MATERIALE =>

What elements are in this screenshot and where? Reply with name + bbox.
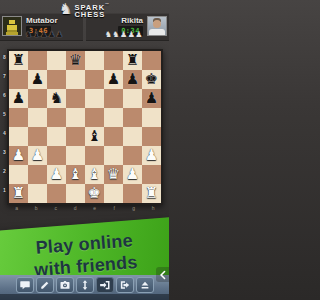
---
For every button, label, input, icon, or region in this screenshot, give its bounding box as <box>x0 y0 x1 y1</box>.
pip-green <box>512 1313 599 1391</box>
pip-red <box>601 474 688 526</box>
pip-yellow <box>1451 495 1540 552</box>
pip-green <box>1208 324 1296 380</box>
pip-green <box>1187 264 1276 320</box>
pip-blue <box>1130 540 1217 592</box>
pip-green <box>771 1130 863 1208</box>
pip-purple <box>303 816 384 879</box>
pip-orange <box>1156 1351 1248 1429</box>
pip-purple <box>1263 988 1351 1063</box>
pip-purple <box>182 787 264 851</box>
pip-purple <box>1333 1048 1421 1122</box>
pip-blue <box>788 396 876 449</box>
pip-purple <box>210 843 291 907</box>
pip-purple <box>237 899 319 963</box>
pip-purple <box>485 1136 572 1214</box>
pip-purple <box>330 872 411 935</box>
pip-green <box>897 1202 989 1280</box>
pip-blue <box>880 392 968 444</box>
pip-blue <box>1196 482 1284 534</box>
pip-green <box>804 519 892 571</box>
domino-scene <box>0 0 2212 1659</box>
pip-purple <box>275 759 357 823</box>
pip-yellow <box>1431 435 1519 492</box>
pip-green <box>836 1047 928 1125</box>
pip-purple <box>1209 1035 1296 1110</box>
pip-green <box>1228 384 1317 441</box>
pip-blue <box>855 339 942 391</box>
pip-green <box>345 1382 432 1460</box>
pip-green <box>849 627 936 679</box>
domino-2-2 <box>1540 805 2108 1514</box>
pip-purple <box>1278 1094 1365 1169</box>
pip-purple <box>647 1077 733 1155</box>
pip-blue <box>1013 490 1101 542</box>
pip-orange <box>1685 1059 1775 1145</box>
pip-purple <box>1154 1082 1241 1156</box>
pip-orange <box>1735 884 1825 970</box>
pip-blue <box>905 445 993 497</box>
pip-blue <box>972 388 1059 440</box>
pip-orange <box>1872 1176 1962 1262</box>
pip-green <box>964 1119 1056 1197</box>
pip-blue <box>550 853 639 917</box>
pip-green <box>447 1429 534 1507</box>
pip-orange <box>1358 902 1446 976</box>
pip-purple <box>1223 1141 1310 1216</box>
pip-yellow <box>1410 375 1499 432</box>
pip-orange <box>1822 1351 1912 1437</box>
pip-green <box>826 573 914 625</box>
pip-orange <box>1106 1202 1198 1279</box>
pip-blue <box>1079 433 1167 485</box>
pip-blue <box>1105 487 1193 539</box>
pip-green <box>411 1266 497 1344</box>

CONSEGNA =>
Ridimensiona le coordinate dei riquadri in tutto il materiale che va dalla riga contenente "For every button, label, input, icon, or" giù fino alla riga contenente "pip-purple <box>303 816 384 879</box>", entrambe comprese: moltiplica ogni coordinata per 2,15 e arrotonda all'intero, con le metà per eccesso. Riscrivi per intero soltanto queste righe, nessuna esclusa.

RISPOSTA =>
For every button, label, input, icon, or region in this screenshot, give its bounding box as <box>x0 y0 x1 y1</box>.
pip-green <box>1101 2823 1288 2991</box>
pip-red <box>1292 1019 1479 1131</box>
pip-yellow <box>3120 1064 3311 1187</box>
pip-green <box>2597 697 2786 817</box>
pip-green <box>2552 568 2743 688</box>
pip-blue <box>2430 1161 2617 1273</box>
pip-green <box>1658 2430 1855 2597</box>
pip-purple <box>651 1754 826 1890</box>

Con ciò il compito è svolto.